WHAT TO PRODUCE
Tally how many lines include "ejecución". The number is the whole answer.

PROVIDED INFORMATION

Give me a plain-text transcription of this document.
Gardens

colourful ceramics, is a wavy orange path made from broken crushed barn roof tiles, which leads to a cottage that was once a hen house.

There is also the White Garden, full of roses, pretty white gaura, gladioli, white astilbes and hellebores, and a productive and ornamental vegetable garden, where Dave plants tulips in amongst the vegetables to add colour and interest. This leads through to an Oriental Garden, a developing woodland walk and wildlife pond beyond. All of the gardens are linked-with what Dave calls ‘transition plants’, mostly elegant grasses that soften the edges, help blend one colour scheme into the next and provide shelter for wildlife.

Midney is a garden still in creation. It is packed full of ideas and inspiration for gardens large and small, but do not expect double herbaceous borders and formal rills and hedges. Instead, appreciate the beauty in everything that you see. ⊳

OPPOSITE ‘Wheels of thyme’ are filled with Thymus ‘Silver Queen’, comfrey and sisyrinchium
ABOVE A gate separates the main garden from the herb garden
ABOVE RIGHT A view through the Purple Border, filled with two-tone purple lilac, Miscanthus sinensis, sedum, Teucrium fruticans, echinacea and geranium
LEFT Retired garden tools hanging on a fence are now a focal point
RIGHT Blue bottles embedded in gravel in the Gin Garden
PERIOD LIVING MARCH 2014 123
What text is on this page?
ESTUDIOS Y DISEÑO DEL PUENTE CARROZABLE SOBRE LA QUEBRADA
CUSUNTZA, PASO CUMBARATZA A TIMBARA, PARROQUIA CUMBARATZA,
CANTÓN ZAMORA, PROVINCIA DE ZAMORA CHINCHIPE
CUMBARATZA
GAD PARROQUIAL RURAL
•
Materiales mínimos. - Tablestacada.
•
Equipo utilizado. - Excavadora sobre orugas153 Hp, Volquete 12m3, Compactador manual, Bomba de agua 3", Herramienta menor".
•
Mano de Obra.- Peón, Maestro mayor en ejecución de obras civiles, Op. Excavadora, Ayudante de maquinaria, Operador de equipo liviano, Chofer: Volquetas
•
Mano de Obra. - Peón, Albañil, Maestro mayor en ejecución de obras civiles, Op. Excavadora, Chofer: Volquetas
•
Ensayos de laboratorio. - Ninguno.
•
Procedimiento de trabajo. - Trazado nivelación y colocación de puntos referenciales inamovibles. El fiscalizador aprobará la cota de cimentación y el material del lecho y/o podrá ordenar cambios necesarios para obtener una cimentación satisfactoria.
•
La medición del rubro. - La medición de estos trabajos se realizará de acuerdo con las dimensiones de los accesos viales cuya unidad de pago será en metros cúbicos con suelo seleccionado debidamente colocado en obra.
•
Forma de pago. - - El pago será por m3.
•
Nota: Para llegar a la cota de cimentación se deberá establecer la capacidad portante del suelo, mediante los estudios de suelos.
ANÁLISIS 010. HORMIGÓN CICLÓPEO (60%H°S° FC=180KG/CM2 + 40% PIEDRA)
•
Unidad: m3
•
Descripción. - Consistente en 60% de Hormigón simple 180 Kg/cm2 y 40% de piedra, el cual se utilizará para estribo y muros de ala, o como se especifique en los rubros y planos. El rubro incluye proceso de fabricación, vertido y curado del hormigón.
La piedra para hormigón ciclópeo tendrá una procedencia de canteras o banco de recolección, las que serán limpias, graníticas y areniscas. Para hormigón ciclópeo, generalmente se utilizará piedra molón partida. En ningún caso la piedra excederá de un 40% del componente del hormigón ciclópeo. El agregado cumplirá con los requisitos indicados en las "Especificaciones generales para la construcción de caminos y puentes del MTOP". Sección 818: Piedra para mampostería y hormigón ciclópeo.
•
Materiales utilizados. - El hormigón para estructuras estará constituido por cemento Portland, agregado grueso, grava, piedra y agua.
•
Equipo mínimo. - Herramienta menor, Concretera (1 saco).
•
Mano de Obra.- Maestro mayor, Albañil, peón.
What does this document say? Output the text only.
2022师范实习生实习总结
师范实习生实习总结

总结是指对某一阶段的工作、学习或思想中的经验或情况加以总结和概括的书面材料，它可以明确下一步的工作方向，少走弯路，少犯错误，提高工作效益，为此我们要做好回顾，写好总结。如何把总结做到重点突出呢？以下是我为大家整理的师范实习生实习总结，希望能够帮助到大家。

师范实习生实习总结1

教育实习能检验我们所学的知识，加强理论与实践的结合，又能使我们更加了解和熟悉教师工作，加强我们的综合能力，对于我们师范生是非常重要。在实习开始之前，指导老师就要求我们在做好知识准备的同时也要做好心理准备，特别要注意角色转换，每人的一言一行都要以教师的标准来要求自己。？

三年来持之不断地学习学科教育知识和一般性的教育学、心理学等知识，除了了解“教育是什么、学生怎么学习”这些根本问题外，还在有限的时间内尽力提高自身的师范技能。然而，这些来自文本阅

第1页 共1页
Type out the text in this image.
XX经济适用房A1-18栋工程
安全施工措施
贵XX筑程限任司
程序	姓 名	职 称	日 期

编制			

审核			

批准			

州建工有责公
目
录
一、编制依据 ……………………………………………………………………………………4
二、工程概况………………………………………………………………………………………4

ANSWER
2